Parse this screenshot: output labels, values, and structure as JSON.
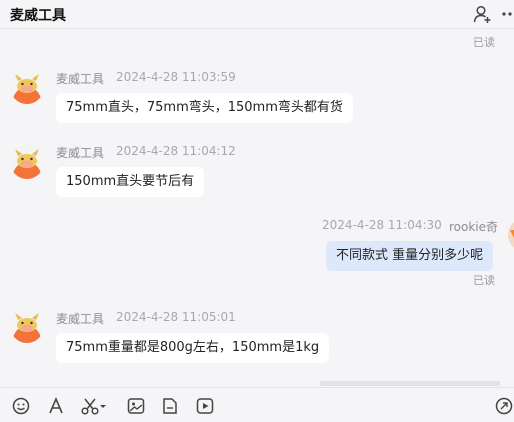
{
  "header": {
    "title": "麦威工具"
  },
  "messages": [
    {
      "read": "已读"
    },
    {
      "sender": "麦威工具",
      "time": "2024-4-28 11:03:59",
      "text": "75mm直头，75mm弯头，150mm弯头都有货"
    },
    {
      "sender": "麦威工具",
      "time": "2024-4-28 11:04:12",
      "text": "150mm直头要节后有"
    },
    {
      "sender": "rookie奇",
      "time": "2024-4-28 11:04:30",
      "text": "不同款式 重量分别多少呢",
      "read": "已读"
    },
    {
      "sender": "麦威工具",
      "time": "2024-4-28 11:05:01",
      "text": "75mm重量都是800g左右，150mm是1kg"
    }
  ],
  "icons": {
    "header": [
      "add-contact-icon",
      "more-icon"
    ],
    "toolbar": [
      "emoji-icon",
      "font-icon",
      "scissors-icon",
      "dropdown-icon",
      "image-icon",
      "file-icon",
      "video-icon",
      "quick-reply-icon"
    ]
  },
  "colors": {
    "my_bubble": "#dde8fb",
    "other_bubble": "#ffffff",
    "background": "#f5f5f7"
  }
}
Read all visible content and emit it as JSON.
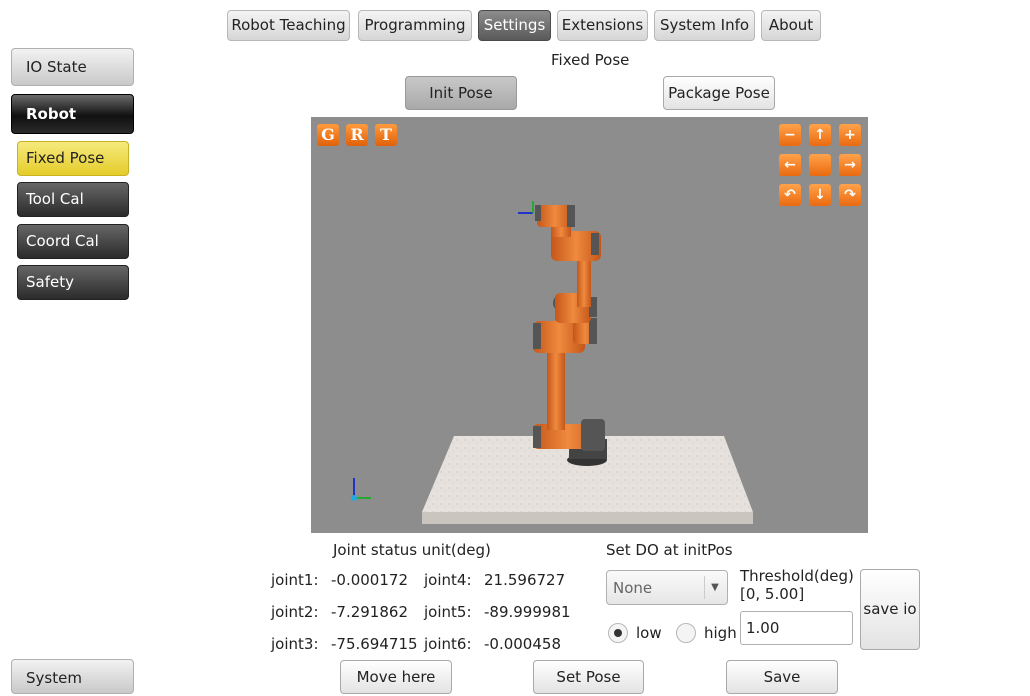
{
  "tabs": [
    "Robot Teaching",
    "Programming",
    "Settings",
    "Extensions",
    "System Info",
    "About"
  ],
  "active_tab": "Settings",
  "sidebar": {
    "io_state": "IO State",
    "robot": "Robot",
    "items": [
      "Fixed Pose",
      "Tool Cal",
      "Coord Cal",
      "Safety"
    ],
    "system": "System"
  },
  "panel": {
    "title": "Fixed Pose",
    "init_pose": "Init Pose",
    "package_pose": "Package Pose"
  },
  "viewport": {
    "mode_buttons": [
      "G",
      "R",
      "T"
    ],
    "nav_icons": [
      "zoom-out-icon",
      "arrow-up-icon",
      "zoom-in-icon",
      "arrow-left-icon",
      "center-icon",
      "arrow-right-icon",
      "rotate-left-icon",
      "arrow-down-icon",
      "rotate-right-icon"
    ]
  },
  "joints": {
    "title": "Joint status unit(deg)",
    "items": [
      {
        "label": "joint1:",
        "value": "-0.000172"
      },
      {
        "label": "joint2:",
        "value": "-7.291862"
      },
      {
        "label": "joint3:",
        "value": "-75.694715"
      },
      {
        "label": "joint4:",
        "value": "21.596727"
      },
      {
        "label": "joint5:",
        "value": "-89.999981"
      },
      {
        "label": "joint6:",
        "value": "-0.000458"
      }
    ]
  },
  "do": {
    "title": "Set DO at initPos",
    "select_value": "None",
    "threshold_label": "Threshold(deg)",
    "threshold_range": "[0, 5.00]",
    "threshold_value": "1.00",
    "low": "low",
    "high": "high",
    "selected": "low",
    "save_io": "save io"
  },
  "actions": {
    "move_here": "Move here",
    "set_pose": "Set Pose",
    "save": "Save"
  },
  "colors": {
    "active_tab": "#6a6a6a",
    "selected_item": "#e9d43a",
    "viewport_bg": "#8d8d8d",
    "robot_orange": "#e67a2e",
    "nav_orange": "#f07a1c"
  }
}
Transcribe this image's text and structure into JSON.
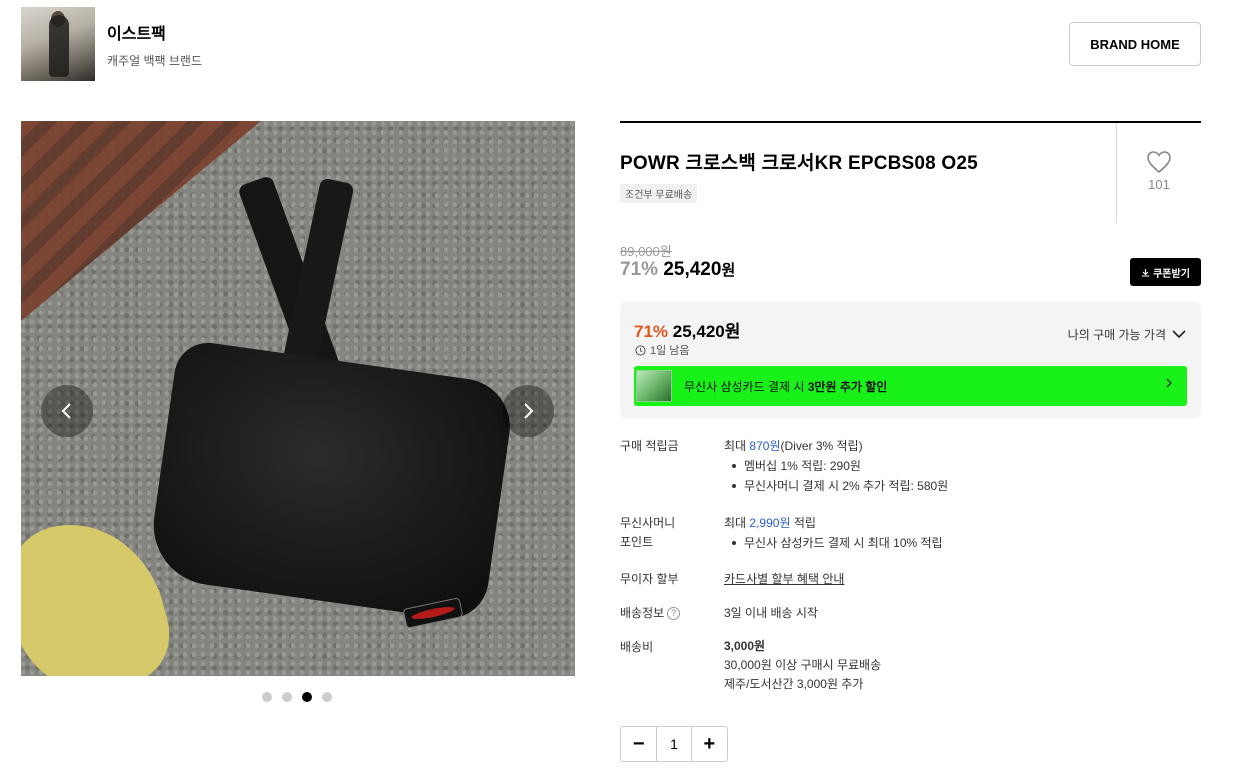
{
  "brand": {
    "name": "이스트팩",
    "description": "캐주얼 백팩 브랜드",
    "home_button": "BRAND HOME"
  },
  "gallery": {
    "total_images": 4,
    "active_index": 3,
    "prev_label": "‹",
    "next_label": "›"
  },
  "product": {
    "title": "POWR 크로스백 크로서KR EPCBS08 O25",
    "shipping_badge": "조건부 무료배송",
    "like_count": "101",
    "original_price": "89,000원",
    "discount_pct": "71%",
    "sale_price": "25,420",
    "price_unit": "원",
    "coupon_button": "쿠폰받기"
  },
  "best_price": {
    "discount_pct": "71%",
    "price": "25,420원",
    "time_left": "1일 남음",
    "my_price_label": "나의 구매 가능 가격",
    "promo_prefix": "무신사 삼성카드 결제 시 ",
    "promo_bold": "3만원 추가 할인",
    "promo_color": "#19f219"
  },
  "points": {
    "label": "구매 적립금",
    "max_prefix": "최대 ",
    "max_value": "870원",
    "max_suffix": "(Diver 3% 적립)",
    "items": [
      "멤버십 1% 적립: 290원",
      "무신사머니 결제 시 2% 추가 적립: 580원"
    ]
  },
  "money_points": {
    "label_line1": "무신사머니",
    "label_line2": "포인트",
    "max_prefix": "최대 ",
    "max_value": "2,990원",
    "max_suffix": " 적립",
    "items": [
      "무신사 삼성카드 결제 시 최대 10% 적립"
    ]
  },
  "installment": {
    "label": "무이자 할부",
    "link": "카드사별 할부 혜택 안내"
  },
  "shipping_info": {
    "label": "배송정보",
    "value": "3일 이내 배송 시작"
  },
  "shipping_fee": {
    "label": "배송비",
    "fee": "3,000원",
    "free_condition": "30,000원 이상 구매시 무료배송",
    "island_extra": "제주/도서산간 3,000원 추가"
  },
  "quantity": {
    "minus": "−",
    "value": "1",
    "plus": "+"
  }
}
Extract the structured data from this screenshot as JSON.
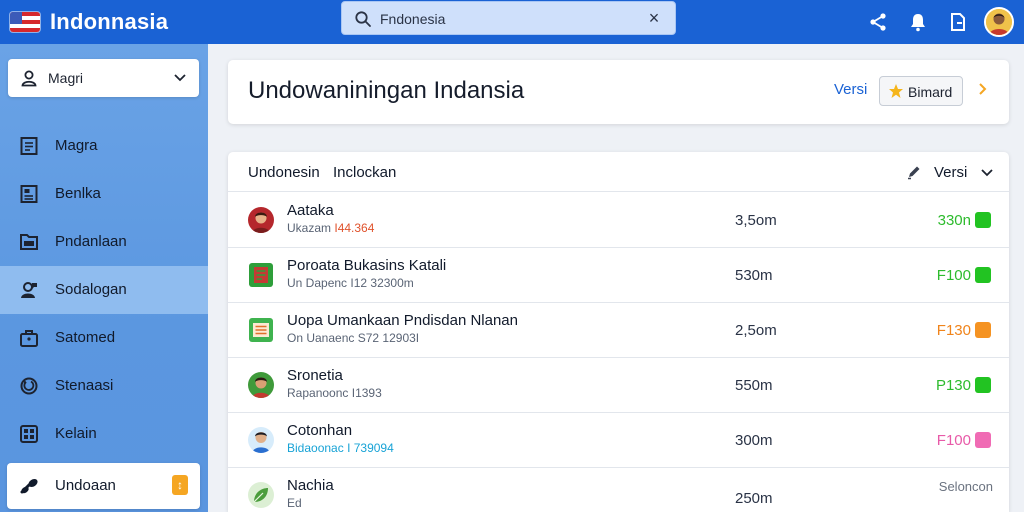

▶ _TASK OBJECTIVE_
Write out every record above exactly as it stands, but leave out the pictures.

▶ _SOLUTION BELOW_
Parse this screenshot: output labels, values, and structure as JSON.
{
  "header": {
    "title": "麦威工具"
  },
  "messages": [
    {
      "read": "已读"
    },
    {
      "sender": "麦威工具",
      "time": "2024-4-28 11:03:59",
      "text": "75mm直头，75mm弯头，150mm弯头都有货"
    },
    {
      "sender": "麦威工具",
      "time": "2024-4-28 11:04:12",
      "text": "150mm直头要节后有"
    },
    {
      "sender": "rookie奇",
      "time": "2024-4-28 11:04:30",
      "text": "不同款式 重量分别多少呢",
      "read": "已读"
    },
    {
      "sender": "麦威工具",
      "time": "2024-4-28 11:05:01",
      "text": "75mm重量都是800g左右，150mm是1kg"
    }
  ],
  "icons": {
    "header": [
      "add-contact-icon",
      "more-icon"
    ],
    "toolbar": [
      "emoji-icon",
      "font-icon",
      "scissors-icon",
      "dropdown-icon",
      "image-icon",
      "file-icon",
      "video-icon",
      "quick-reply-icon"
    ]
  },
  "colors": {
    "my_bubble": "#dde8fb",
    "other_bubble": "#ffffff",
    "background": "#f5f5f7"
  }
}
Read all visible content and emit it as JSON.
{
  "tabs": [
    "Robot Teaching",
    "Programming",
    "Settings",
    "Extensions",
    "System Info",
    "About"
  ],
  "active_tab": "Settings",
  "sidebar": {
    "io_state": "IO State",
    "robot": "Robot",
    "items": [
      "Fixed Pose",
      "Tool Cal",
      "Coord Cal",
      "Safety"
    ],
    "system": "System"
  },
  "panel": {
    "title": "Fixed Pose",
    "init_pose": "Init Pose",
    "package_pose": "Package Pose"
  },
  "viewport": {
    "mode_buttons": [
      "G",
      "R",
      "T"
    ],
    "nav_icons": [
      "zoom-out-icon",
      "arrow-up-icon",
      "zoom-in-icon",
      "arrow-left-icon",
      "center-icon",
      "arrow-right-icon",
      "rotate-left-icon",
      "arrow-down-icon",
      "rotate-right-icon"
    ]
  },
  "joints": {
    "title": "Joint status unit(deg)",
    "items": [
      {
        "label": "joint1:",
        "value": "-0.000172"
      },
      {
        "label": "joint2:",
        "value": "-7.291862"
      },
      {
        "label": "joint3:",
        "value": "-75.694715"
      },
      {
        "label": "joint4:",
        "value": "21.596727"
      },
      {
        "label": "joint5:",
        "value": "-89.999981"
      },
      {
        "label": "joint6:",
        "value": "-0.000458"
      }
    ]
  },
  "do": {
    "title": "Set DO at initPos",
    "select_value": "None",
    "threshold_label": "Threshold(deg)",
    "threshold_range": "[0, 5.00]",
    "threshold_value": "1.00",
    "low": "low",
    "high": "high",
    "selected": "low",
    "save_io": "save io"
  },
  "actions": {
    "move_here": "Move here",
    "set_pose": "Set Pose",
    "save": "Save"
  },
  "colors": {
    "active_tab": "#6a6a6a",
    "selected_item": "#e9d43a",
    "viewport_bg": "#8d8d8d",
    "robot_orange": "#e67a2e",
    "nav_orange": "#f07a1c"
  }
}
Transcribe this image's text and structure into JSON.
{
  "brand": {
    "name": "이스트팩",
    "description": "캐주얼 백팩 브랜드",
    "home_button": "BRAND HOME"
  },
  "gallery": {
    "total_images": 4,
    "active_index": 3,
    "prev_label": "‹",
    "next_label": "›"
  },
  "product": {
    "title": "POWR 크로스백 크로서KR EPCBS08 O25",
    "shipping_badge": "조건부 무료배송",
    "like_count": "101",
    "original_price": "89,000원",
    "discount_pct": "71%",
    "sale_price": "25,420",
    "price_unit": "원",
    "coupon_button": "쿠폰받기"
  },
  "best_price": {
    "discount_pct": "71%",
    "price": "25,420원",
    "time_left": "1일 남음",
    "my_price_label": "나의 구매 가능 가격",
    "promo_prefix": "무신사 삼성카드 결제 시 ",
    "promo_bold": "3만원 추가 할인",
    "promo_color": "#19f219"
  },
  "points": {
    "label": "구매 적립금",
    "max_prefix": "최대 ",
    "max_value": "870원",
    "max_suffix": "(Diver 3% 적립)",
    "items": [
      "멤버십 1% 적립: 290원",
      "무신사머니 결제 시 2% 추가 적립: 580원"
    ]
  },
  "money_points": {
    "label_line1": "무신사머니",
    "label_line2": "포인트",
    "max_prefix": "최대 ",
    "max_value": "2,990원",
    "max_suffix": " 적립",
    "items": [
      "무신사 삼성카드 결제 시 최대 10% 적립"
    ]
  },
  "installment": {
    "label": "무이자 할부",
    "link": "카드사별 할부 혜택 안내"
  },
  "shipping_info": {
    "label": "배송정보",
    "value": "3일 이내 배송 시작"
  },
  "shipping_fee": {
    "label": "배송비",
    "fee": "3,000원",
    "free_condition": "30,000원 이상 구매시 무료배송",
    "island_extra": "제주/도서산간 3,000원 추가"
  },
  "quantity": {
    "minus": "−",
    "value": "1",
    "plus": "+"
  }
}
Extract the structured data from this screenshot as JSON.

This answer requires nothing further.